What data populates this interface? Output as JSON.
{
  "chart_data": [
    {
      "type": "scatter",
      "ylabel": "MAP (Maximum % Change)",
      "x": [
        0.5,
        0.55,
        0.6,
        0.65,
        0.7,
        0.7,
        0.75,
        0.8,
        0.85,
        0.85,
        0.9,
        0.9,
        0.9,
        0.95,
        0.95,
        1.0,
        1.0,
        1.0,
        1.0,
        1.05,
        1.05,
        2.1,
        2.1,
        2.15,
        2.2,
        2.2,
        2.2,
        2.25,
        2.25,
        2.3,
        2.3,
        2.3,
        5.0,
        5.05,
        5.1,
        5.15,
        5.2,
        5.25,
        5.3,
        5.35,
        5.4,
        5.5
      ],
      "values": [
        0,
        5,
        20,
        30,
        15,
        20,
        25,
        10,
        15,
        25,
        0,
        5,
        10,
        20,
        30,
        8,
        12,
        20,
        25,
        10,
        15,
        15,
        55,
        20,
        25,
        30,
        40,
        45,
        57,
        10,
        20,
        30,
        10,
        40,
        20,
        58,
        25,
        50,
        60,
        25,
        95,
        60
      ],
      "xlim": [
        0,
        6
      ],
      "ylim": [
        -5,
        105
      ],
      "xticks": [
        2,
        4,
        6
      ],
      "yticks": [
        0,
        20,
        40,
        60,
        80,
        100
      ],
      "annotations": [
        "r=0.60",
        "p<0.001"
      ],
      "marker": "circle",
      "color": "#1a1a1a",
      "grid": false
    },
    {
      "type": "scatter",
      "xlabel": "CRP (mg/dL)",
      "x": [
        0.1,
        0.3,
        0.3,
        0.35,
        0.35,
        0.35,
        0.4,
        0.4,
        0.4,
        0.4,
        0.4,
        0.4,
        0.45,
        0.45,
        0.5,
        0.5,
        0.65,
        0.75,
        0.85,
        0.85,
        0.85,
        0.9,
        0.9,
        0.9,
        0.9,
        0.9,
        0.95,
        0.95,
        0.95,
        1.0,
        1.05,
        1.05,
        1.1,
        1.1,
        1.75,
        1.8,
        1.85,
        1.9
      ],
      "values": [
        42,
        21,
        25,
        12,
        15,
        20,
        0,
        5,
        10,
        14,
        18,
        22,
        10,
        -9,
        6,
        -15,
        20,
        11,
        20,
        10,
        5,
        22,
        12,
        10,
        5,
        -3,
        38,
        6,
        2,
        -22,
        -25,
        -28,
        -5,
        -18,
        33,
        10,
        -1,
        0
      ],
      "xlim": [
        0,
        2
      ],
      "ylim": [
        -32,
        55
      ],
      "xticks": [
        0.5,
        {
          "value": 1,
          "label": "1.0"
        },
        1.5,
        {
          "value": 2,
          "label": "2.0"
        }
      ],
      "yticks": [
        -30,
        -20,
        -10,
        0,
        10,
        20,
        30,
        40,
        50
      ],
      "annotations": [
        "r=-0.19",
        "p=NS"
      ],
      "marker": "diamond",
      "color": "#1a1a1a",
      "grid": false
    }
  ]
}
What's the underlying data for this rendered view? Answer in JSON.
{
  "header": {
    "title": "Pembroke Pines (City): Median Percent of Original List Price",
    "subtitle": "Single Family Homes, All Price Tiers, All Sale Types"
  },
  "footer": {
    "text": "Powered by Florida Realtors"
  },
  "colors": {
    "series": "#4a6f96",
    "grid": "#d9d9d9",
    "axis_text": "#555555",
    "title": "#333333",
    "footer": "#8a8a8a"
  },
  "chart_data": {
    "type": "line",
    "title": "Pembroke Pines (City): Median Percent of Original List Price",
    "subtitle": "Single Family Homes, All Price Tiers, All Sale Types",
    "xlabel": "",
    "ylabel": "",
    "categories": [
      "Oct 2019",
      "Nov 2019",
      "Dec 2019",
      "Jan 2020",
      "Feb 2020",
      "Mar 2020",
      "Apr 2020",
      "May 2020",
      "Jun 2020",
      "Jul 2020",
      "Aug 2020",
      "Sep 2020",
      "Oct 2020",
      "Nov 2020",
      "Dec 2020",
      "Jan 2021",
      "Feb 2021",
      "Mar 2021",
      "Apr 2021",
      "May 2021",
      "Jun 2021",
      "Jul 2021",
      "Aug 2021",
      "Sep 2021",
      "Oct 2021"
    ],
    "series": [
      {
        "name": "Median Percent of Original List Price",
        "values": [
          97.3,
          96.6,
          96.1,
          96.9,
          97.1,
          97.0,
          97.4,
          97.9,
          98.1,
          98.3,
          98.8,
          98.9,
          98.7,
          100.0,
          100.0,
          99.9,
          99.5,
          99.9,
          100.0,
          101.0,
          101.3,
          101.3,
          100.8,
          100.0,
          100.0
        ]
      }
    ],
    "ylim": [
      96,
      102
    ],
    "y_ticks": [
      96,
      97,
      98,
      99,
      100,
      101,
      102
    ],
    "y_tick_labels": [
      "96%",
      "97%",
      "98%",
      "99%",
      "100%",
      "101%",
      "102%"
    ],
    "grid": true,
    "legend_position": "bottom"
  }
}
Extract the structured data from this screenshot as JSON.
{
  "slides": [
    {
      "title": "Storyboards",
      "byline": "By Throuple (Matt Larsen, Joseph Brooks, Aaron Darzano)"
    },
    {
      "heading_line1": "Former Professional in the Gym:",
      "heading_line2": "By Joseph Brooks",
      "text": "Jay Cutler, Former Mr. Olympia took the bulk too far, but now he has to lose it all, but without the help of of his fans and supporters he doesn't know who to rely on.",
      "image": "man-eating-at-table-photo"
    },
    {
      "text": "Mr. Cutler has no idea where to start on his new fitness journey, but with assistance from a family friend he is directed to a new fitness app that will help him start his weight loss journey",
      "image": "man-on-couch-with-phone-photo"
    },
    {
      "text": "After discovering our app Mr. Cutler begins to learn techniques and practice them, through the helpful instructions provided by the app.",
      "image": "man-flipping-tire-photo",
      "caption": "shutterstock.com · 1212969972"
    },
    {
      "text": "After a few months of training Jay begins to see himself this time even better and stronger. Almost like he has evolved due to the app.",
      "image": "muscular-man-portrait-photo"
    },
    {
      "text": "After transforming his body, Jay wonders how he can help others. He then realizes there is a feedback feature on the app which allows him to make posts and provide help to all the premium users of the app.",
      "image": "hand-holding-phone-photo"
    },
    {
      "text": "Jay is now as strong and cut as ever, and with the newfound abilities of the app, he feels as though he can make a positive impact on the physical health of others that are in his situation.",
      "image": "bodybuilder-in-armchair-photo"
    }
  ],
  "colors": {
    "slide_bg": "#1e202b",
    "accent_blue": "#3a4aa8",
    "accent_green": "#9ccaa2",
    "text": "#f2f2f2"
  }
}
◇ ◇ ◇ ◇ ◇ ◇ ◇
● What the task requires:
Where a line of the material above holds the string "Homes", copy that line.

● Right answer:
    "subtitle": "Single Family Homes, All Price Tiers, All Sale Types"
    "subtitle": "Single Family Homes, All Price Tiers, All Sale Types",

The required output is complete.